### EXERCISE TASK
Tally the lines in the records underneath that contain the string "chevron", and state the figure by itself.

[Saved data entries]
□ □ □ □

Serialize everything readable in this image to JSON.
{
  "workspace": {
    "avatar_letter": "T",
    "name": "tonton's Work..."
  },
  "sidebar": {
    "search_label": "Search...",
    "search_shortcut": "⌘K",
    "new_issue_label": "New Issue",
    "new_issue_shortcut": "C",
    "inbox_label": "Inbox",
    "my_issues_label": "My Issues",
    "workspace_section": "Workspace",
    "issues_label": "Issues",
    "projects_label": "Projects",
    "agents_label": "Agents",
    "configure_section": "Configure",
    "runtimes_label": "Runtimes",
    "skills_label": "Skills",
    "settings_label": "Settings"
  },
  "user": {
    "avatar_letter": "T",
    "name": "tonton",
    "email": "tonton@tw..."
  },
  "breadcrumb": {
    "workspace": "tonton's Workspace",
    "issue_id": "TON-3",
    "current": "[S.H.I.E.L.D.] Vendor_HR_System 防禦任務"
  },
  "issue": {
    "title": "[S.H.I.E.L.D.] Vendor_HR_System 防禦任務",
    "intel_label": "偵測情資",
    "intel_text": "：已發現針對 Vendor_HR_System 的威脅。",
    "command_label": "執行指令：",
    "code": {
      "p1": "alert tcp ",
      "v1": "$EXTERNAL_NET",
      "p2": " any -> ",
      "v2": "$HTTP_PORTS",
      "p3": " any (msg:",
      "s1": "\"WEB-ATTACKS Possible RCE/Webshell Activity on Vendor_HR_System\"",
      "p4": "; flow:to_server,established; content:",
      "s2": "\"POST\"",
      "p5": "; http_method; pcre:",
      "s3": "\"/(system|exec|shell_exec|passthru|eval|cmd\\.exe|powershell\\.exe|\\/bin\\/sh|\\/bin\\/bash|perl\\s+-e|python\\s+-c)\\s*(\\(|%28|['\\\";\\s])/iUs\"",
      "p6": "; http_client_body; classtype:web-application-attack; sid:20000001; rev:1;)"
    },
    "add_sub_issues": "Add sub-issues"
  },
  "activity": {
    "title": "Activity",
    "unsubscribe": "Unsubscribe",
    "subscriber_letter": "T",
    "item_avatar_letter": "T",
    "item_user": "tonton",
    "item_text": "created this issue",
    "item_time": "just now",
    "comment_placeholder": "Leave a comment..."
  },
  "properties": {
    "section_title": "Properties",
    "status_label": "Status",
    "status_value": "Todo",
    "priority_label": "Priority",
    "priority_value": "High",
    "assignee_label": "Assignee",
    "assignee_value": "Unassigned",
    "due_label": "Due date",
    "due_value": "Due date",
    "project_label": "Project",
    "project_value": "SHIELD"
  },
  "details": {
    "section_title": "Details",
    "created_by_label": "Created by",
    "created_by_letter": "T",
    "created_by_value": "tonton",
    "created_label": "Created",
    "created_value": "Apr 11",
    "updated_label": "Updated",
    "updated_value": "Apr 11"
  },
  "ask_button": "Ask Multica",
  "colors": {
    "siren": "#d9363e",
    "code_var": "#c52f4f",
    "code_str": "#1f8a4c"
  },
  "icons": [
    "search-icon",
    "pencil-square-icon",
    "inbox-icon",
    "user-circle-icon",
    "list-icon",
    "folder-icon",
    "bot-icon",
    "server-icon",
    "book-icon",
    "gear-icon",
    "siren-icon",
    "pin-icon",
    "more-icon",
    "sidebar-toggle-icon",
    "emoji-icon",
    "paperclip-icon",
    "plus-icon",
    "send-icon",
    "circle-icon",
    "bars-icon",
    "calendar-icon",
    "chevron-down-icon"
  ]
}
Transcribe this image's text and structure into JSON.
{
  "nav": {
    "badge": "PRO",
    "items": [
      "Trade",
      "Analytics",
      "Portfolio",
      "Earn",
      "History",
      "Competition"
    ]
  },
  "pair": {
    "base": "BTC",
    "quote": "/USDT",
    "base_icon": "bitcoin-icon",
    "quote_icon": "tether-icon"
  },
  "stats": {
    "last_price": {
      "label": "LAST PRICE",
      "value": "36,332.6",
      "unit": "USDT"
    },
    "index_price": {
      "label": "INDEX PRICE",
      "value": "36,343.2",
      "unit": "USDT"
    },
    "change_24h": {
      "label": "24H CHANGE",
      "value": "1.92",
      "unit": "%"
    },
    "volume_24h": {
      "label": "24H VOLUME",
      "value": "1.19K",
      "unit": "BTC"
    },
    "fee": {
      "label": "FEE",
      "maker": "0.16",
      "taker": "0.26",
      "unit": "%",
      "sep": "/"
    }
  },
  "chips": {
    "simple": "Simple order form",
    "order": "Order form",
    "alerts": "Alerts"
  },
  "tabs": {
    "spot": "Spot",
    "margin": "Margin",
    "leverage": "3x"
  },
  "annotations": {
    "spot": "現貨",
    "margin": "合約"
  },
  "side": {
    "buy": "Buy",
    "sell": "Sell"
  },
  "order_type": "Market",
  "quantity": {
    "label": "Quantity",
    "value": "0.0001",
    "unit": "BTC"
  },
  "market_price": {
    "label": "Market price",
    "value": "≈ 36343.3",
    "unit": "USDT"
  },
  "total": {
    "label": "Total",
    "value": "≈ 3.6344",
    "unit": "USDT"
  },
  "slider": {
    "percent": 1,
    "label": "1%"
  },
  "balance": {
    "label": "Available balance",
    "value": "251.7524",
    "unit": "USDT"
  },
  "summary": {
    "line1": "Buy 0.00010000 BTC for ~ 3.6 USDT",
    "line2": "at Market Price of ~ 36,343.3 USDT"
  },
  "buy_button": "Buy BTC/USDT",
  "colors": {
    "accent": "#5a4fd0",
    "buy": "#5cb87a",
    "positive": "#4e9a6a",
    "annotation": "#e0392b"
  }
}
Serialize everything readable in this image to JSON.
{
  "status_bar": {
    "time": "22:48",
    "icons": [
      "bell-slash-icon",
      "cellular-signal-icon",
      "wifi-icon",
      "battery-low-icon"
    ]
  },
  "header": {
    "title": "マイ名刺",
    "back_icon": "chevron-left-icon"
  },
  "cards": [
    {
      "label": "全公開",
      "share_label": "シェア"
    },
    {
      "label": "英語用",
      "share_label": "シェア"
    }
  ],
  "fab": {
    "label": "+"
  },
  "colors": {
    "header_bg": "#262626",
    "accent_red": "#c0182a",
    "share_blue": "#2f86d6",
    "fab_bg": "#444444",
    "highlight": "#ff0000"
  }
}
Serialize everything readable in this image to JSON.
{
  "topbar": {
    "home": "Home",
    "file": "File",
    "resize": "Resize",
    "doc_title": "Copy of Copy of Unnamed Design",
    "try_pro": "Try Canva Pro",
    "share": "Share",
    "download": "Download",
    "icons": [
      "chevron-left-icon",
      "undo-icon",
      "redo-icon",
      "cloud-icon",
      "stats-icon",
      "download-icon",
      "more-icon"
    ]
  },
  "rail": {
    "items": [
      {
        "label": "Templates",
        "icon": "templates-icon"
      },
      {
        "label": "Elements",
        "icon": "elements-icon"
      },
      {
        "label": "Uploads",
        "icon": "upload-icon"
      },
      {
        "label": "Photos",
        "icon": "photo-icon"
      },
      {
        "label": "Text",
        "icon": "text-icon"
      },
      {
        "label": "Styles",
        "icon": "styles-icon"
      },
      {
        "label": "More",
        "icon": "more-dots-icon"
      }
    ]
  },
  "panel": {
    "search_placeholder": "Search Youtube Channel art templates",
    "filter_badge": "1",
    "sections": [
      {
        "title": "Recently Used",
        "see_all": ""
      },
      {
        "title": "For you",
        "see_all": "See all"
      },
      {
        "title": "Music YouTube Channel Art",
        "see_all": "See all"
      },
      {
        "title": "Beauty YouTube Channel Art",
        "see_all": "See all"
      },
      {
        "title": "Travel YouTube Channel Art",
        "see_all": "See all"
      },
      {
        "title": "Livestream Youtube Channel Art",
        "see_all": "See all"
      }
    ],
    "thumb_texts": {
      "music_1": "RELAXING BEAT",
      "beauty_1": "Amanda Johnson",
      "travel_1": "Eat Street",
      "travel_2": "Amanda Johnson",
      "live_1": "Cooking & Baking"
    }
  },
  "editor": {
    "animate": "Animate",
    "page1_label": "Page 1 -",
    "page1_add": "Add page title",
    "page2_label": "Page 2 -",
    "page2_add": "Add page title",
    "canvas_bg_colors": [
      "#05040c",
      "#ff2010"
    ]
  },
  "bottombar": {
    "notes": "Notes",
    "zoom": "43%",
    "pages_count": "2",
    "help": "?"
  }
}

□ □ □ □

### RESULT OF THIS TASK
3